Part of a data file
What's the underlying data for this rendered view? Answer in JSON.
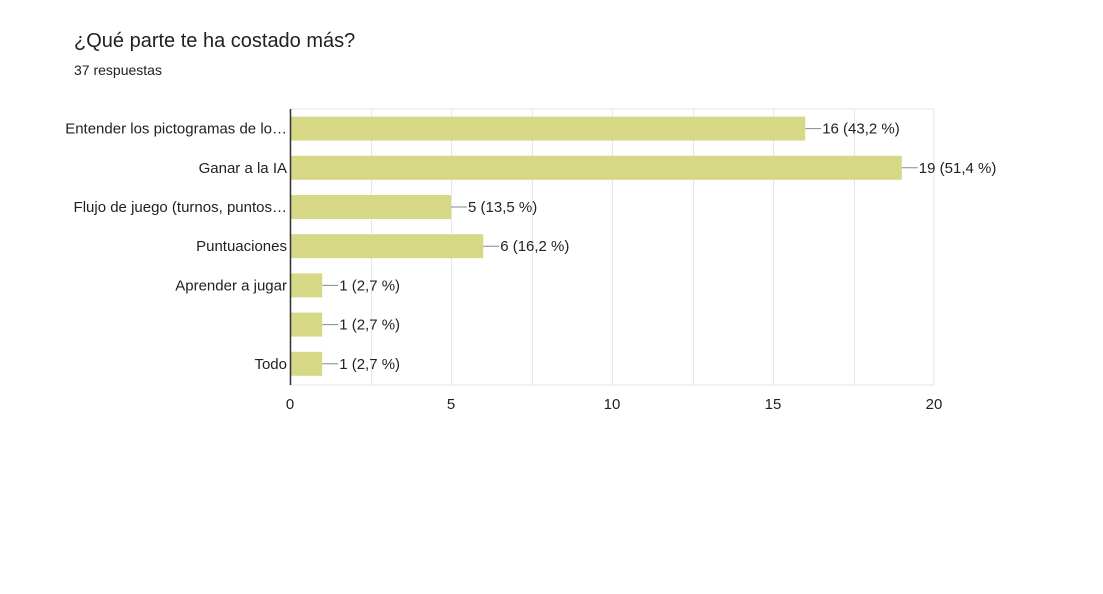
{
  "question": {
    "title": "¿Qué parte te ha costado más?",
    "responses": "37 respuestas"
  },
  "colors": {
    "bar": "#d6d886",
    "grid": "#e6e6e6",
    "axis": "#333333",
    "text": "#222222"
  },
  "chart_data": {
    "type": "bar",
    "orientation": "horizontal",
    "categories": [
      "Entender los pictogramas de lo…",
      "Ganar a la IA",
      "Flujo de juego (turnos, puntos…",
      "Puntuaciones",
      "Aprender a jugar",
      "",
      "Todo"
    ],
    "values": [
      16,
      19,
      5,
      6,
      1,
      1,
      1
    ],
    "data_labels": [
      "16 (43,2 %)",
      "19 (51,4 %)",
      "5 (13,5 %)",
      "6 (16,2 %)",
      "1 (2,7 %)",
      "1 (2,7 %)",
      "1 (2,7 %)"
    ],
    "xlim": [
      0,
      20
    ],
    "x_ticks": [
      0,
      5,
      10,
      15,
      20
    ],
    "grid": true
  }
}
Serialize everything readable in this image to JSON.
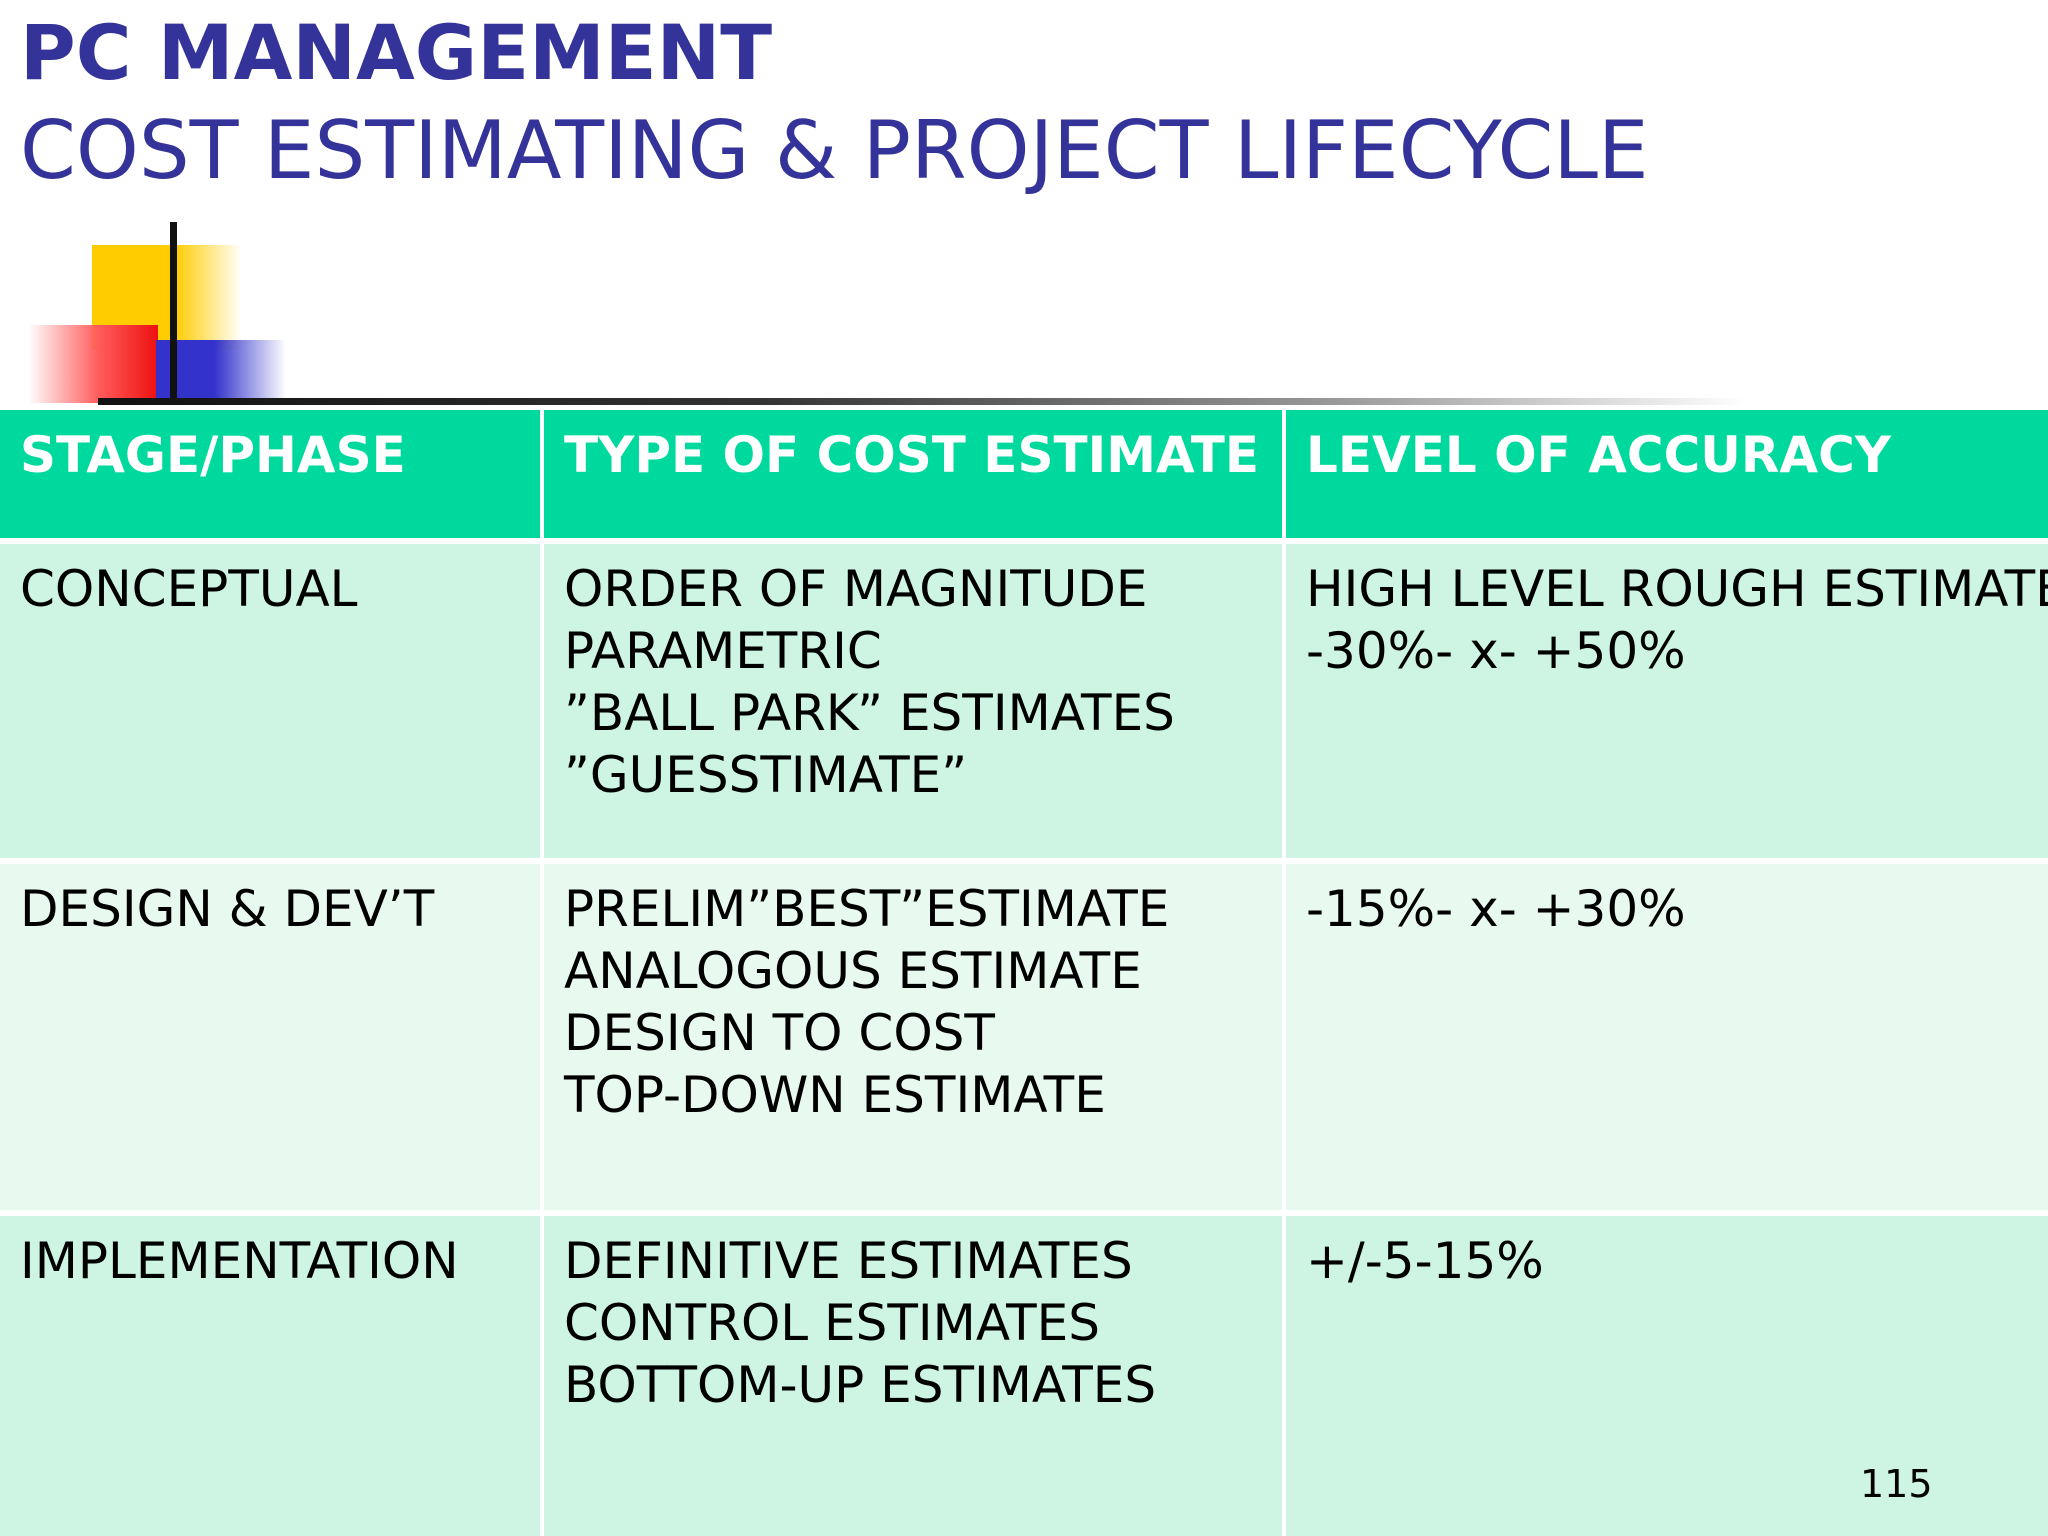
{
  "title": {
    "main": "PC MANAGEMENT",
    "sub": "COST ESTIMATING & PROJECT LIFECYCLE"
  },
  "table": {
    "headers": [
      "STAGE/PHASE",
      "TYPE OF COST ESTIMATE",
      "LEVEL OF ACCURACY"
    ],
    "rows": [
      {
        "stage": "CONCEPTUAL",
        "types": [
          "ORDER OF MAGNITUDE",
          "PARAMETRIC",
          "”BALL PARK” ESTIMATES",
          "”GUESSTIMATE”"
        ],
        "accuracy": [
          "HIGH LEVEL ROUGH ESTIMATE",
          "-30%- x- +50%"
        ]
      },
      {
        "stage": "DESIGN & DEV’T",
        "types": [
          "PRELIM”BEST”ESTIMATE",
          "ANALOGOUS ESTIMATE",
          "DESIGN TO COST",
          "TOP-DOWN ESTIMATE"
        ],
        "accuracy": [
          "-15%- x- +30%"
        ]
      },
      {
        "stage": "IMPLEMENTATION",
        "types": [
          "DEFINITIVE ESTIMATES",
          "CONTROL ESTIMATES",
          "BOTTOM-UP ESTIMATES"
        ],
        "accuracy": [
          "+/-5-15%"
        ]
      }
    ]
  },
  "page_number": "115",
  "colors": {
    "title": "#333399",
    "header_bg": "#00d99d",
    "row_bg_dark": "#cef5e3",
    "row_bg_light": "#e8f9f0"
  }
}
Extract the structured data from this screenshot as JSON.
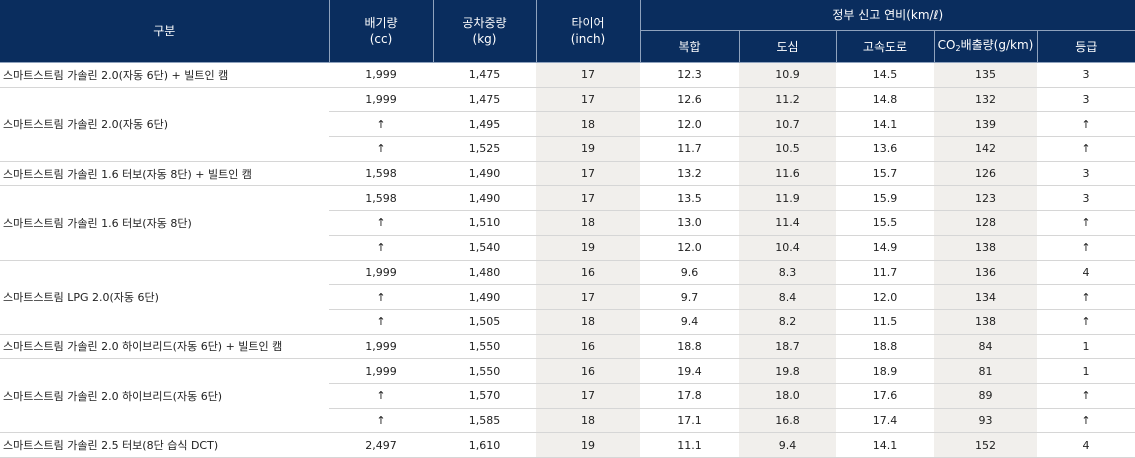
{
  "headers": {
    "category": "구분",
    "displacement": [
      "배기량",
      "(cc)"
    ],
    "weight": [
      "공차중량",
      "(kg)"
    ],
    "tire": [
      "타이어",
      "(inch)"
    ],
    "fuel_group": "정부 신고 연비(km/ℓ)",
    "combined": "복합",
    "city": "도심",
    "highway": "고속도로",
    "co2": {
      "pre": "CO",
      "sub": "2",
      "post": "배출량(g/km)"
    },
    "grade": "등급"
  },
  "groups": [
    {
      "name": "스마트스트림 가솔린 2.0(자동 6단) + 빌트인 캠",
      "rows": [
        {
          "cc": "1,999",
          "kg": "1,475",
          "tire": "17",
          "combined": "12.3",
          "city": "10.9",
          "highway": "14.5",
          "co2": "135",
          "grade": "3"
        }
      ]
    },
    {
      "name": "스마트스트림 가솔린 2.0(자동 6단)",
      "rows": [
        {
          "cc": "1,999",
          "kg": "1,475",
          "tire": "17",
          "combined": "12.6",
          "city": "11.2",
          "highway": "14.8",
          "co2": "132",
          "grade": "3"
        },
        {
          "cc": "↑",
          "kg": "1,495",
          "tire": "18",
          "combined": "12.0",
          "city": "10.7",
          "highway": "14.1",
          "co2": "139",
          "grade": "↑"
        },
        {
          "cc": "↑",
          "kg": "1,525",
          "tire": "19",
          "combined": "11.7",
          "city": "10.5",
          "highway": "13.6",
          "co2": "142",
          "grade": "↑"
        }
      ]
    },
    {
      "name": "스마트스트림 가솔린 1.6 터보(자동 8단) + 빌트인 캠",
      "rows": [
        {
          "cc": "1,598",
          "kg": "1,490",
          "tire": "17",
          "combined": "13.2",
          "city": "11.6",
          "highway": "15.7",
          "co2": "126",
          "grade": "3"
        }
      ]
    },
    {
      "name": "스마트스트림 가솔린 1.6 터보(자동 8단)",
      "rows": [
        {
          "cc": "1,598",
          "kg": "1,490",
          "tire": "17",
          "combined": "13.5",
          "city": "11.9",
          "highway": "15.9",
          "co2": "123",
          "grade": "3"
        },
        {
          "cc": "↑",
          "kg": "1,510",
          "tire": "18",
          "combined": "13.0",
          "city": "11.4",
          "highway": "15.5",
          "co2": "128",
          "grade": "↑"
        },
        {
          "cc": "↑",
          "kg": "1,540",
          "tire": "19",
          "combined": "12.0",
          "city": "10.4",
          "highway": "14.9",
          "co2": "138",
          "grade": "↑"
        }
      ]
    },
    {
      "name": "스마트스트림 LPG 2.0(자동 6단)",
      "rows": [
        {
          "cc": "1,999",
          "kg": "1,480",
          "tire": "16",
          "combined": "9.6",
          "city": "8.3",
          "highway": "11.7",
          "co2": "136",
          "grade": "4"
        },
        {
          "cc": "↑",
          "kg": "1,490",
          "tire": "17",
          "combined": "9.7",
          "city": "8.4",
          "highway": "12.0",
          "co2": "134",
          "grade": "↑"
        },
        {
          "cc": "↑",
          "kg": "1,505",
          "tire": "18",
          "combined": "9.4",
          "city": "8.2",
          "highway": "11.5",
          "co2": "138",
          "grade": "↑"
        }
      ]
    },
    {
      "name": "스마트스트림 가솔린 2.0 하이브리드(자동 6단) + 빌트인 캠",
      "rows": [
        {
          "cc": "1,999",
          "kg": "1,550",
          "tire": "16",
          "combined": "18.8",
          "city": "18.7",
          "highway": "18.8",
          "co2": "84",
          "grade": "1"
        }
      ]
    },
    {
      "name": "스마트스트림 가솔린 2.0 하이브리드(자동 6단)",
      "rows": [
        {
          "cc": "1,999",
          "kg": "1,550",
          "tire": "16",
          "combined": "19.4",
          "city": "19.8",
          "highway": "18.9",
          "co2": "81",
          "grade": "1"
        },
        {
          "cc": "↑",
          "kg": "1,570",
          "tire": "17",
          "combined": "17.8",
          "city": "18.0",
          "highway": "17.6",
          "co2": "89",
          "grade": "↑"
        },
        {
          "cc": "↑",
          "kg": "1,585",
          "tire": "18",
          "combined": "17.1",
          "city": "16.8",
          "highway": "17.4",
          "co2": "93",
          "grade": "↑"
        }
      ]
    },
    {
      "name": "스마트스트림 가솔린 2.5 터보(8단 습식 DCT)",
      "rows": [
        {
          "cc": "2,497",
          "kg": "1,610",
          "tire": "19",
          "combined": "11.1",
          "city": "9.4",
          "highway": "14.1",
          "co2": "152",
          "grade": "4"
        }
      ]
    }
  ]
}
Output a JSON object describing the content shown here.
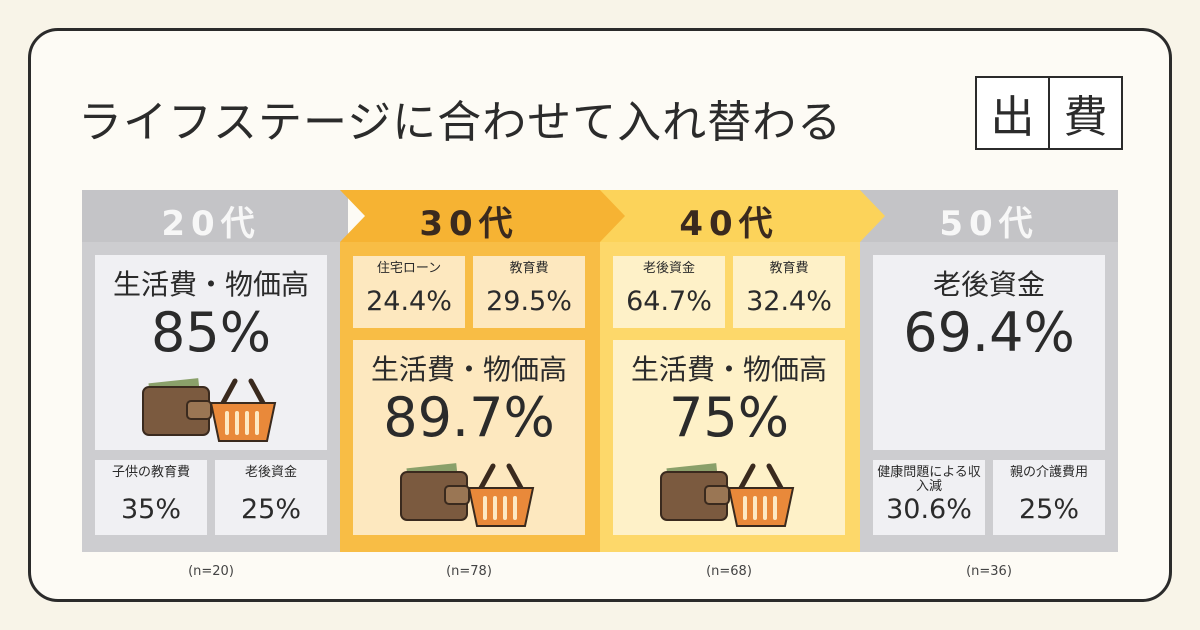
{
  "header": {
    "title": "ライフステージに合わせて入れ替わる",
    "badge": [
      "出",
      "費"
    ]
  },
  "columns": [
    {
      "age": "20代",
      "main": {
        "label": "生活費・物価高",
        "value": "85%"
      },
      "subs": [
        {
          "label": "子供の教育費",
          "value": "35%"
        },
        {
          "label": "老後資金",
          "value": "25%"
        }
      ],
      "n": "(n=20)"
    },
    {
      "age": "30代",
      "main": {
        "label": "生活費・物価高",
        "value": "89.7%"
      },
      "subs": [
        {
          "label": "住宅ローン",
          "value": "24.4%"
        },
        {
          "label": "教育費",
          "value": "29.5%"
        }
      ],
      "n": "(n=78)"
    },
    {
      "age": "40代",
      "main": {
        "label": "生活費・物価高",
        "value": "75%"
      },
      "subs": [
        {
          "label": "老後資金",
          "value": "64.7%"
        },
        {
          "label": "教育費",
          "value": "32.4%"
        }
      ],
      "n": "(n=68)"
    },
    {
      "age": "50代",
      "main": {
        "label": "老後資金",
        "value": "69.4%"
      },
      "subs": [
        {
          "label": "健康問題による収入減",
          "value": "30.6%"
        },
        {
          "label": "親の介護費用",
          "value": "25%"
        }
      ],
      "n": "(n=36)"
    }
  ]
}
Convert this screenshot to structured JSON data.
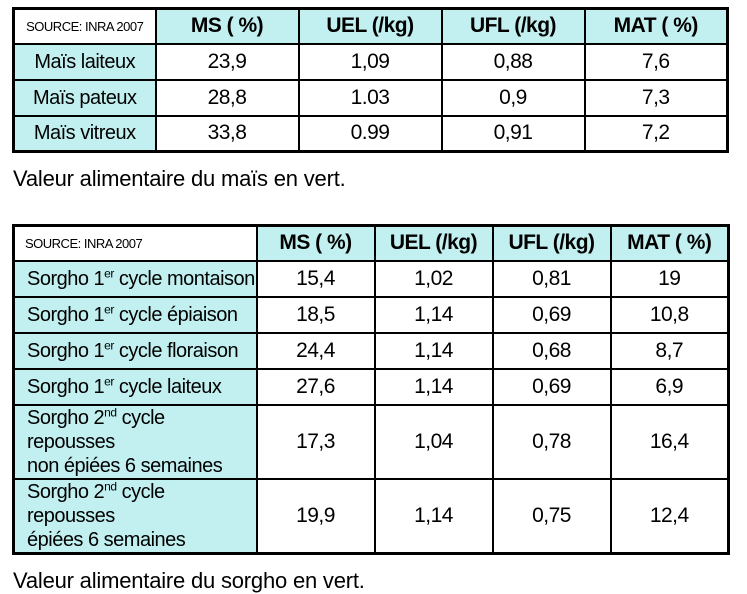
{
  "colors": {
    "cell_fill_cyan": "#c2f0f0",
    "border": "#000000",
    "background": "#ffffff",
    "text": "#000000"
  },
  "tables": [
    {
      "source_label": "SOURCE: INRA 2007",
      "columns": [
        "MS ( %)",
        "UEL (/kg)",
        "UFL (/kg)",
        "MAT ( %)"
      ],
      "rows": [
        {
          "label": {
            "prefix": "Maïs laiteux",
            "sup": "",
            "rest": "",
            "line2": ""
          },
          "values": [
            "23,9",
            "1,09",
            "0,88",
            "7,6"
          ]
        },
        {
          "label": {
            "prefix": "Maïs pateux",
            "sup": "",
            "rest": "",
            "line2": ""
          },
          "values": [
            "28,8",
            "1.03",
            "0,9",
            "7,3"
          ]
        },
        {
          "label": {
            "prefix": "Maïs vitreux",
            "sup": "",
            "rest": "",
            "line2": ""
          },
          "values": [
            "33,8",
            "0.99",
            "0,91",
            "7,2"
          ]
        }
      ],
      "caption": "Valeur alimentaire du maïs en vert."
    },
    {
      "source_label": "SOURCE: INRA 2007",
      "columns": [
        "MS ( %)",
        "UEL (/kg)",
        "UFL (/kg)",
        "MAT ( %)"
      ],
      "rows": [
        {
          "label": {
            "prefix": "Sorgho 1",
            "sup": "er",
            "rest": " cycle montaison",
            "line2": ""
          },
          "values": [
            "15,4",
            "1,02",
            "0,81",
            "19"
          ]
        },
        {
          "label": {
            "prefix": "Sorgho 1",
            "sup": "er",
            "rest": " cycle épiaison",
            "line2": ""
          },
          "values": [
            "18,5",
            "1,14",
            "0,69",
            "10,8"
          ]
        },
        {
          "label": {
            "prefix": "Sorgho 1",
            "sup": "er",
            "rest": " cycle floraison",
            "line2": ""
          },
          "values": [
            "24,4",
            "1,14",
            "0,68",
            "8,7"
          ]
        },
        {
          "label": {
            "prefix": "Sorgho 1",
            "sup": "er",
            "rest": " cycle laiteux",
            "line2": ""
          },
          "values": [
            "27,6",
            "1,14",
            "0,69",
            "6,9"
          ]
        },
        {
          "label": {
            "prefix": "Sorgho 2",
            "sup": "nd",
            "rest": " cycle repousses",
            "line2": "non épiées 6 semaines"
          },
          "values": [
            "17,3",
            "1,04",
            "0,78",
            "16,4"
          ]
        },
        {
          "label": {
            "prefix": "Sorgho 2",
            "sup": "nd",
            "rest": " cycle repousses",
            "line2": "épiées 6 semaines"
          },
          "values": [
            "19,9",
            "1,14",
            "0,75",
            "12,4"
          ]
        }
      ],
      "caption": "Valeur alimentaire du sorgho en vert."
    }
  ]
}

WHAT THE TASK ASKS →
Go through the preceding material and copy each line that has the word "하이브리드".

PROBLEM SOLUTION →
      "name": "스마트스트림 가솔린 2.0 하이브리드(자동 6단) + 빌트인 캠",
      "name": "스마트스트림 가솔린 2.0 하이브리드(자동 6단)",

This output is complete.